§ REQUEST
Work out how many lines of the data hold the string "历年主要负债堆积图", and reply with that number alone.

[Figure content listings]
——————

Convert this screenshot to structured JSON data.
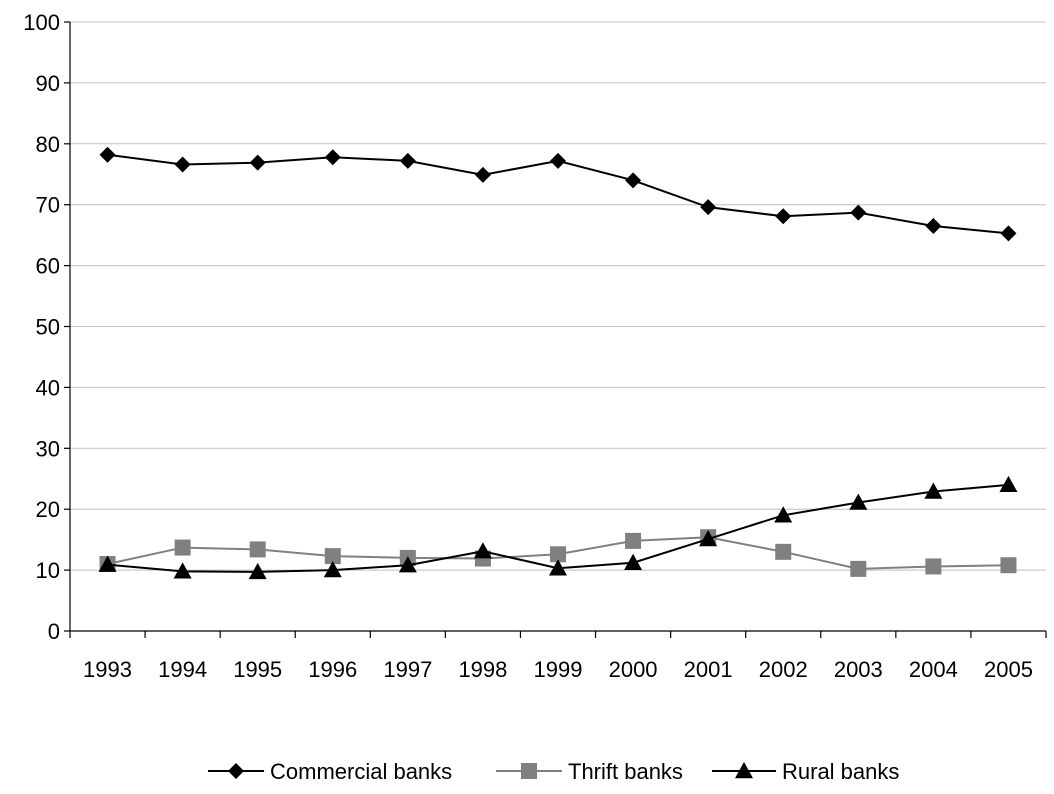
{
  "chart_data": {
    "type": "line",
    "title": "",
    "xlabel": "",
    "ylabel": "",
    "categories": [
      "1993",
      "1994",
      "1995",
      "1996",
      "1997",
      "1998",
      "1999",
      "2000",
      "2001",
      "2002",
      "2003",
      "2004",
      "2005"
    ],
    "ylim": [
      0,
      100
    ],
    "yticks": [
      "0",
      "10",
      "20",
      "30",
      "40",
      "50",
      "60",
      "70",
      "80",
      "90",
      "100"
    ],
    "grid": true,
    "legend_position": "bottom",
    "series": [
      {
        "name": "Commercial banks",
        "marker": "diamond",
        "color": "#000000",
        "values": [
          78.2,
          76.6,
          76.9,
          77.8,
          77.2,
          74.9,
          77.2,
          74.0,
          69.6,
          68.1,
          68.7,
          66.5,
          65.3
        ]
      },
      {
        "name": "Thrift banks",
        "marker": "square",
        "color": "#808080",
        "values": [
          11.0,
          13.7,
          13.4,
          12.3,
          12.0,
          11.9,
          12.6,
          14.8,
          15.4,
          13.0,
          10.2,
          10.6,
          10.8
        ]
      },
      {
        "name": "Rural banks",
        "marker": "triangle",
        "color": "#000000",
        "values": [
          10.9,
          9.8,
          9.7,
          10.0,
          10.8,
          13.1,
          10.3,
          11.2,
          15.1,
          19.0,
          21.1,
          22.9,
          24.0
        ]
      }
    ]
  }
}
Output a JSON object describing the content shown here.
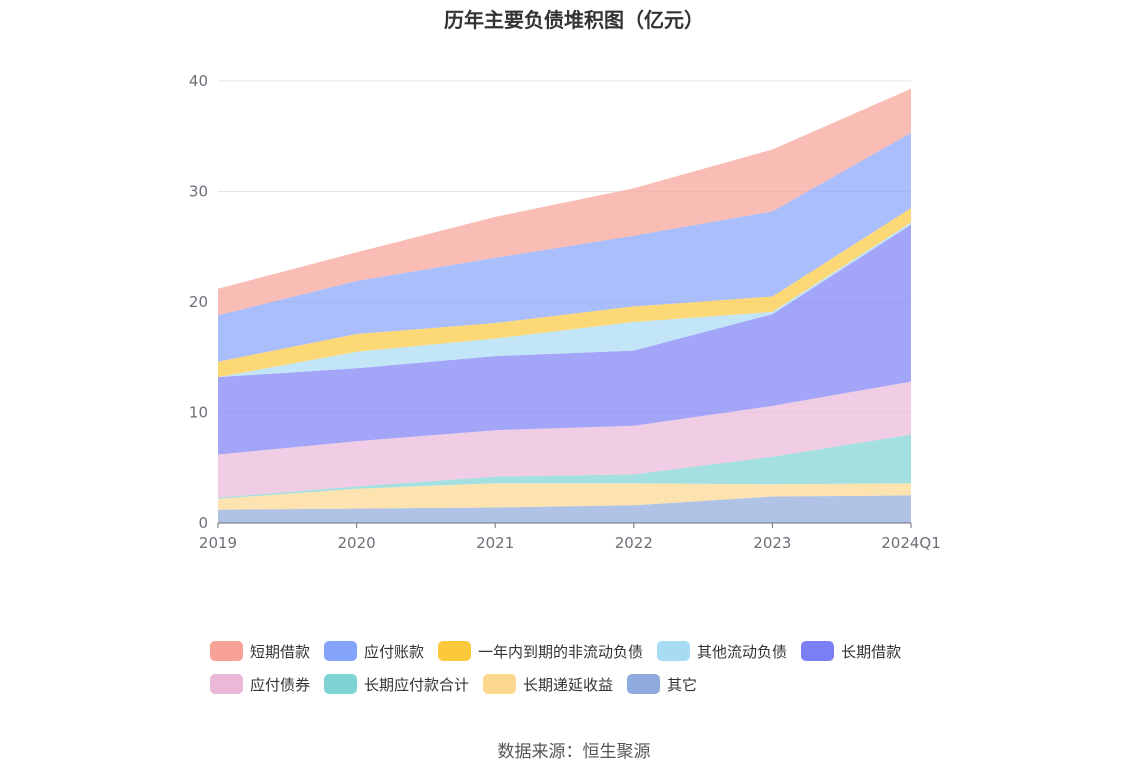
{
  "title": "历年主要负债堆积图（亿元）",
  "source": "数据来源：恒生聚源",
  "chart_data": {
    "type": "area",
    "stacked": true,
    "title": "历年主要负债堆积图（亿元）",
    "x": [
      "2019",
      "2020",
      "2021",
      "2022",
      "2023",
      "2024Q1"
    ],
    "ylim": [
      0,
      40
    ],
    "yticks": [
      "0",
      "10",
      "20",
      "30",
      "40"
    ],
    "grid": true,
    "legend_position": "bottom",
    "series": [
      {
        "name": "其它",
        "color": "#8faadc",
        "values": [
          1.2,
          1.3,
          1.4,
          1.6,
          2.4,
          2.5
        ]
      },
      {
        "name": "长期递延收益",
        "color": "#fbd78f",
        "values": [
          1.0,
          1.8,
          2.2,
          2.0,
          1.1,
          1.1
        ]
      },
      {
        "name": "长期应付款合计",
        "color": "#7fd3d3",
        "values": [
          0.1,
          0.2,
          0.6,
          0.8,
          2.5,
          4.4
        ]
      },
      {
        "name": "应付债券",
        "color": "#eab8d8",
        "values": [
          3.9,
          4.1,
          4.2,
          4.4,
          4.6,
          4.8
        ]
      },
      {
        "name": "长期借款",
        "color": "#7b7ff5",
        "values": [
          7.0,
          6.6,
          6.7,
          6.8,
          8.3,
          14.2
        ]
      },
      {
        "name": "其他流动负债",
        "color": "#a8dcf5",
        "values": [
          0.0,
          1.5,
          1.6,
          2.6,
          0.2,
          0.2
        ]
      },
      {
        "name": "一年内到期的非流动负债",
        "color": "#fcc83c",
        "values": [
          1.4,
          1.6,
          1.4,
          1.4,
          1.4,
          1.3
        ]
      },
      {
        "name": "应付账款",
        "color": "#86a3fa",
        "values": [
          4.2,
          4.8,
          5.9,
          6.4,
          7.7,
          6.8
        ]
      },
      {
        "name": "短期借款",
        "color": "#f8a196",
        "values": [
          2.4,
          2.6,
          3.7,
          4.3,
          5.6,
          4.0
        ]
      }
    ]
  },
  "legend": {
    "rows": [
      [
        "短期借款",
        "应付账款",
        "一年内到期的非流动负债",
        "其他流动负债",
        "长期借款"
      ],
      [
        "应付债券",
        "长期应付款合计",
        "长期递延收益",
        "其它"
      ]
    ]
  }
}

——————

§ SOLUTION FOR THIS EXERCISE
2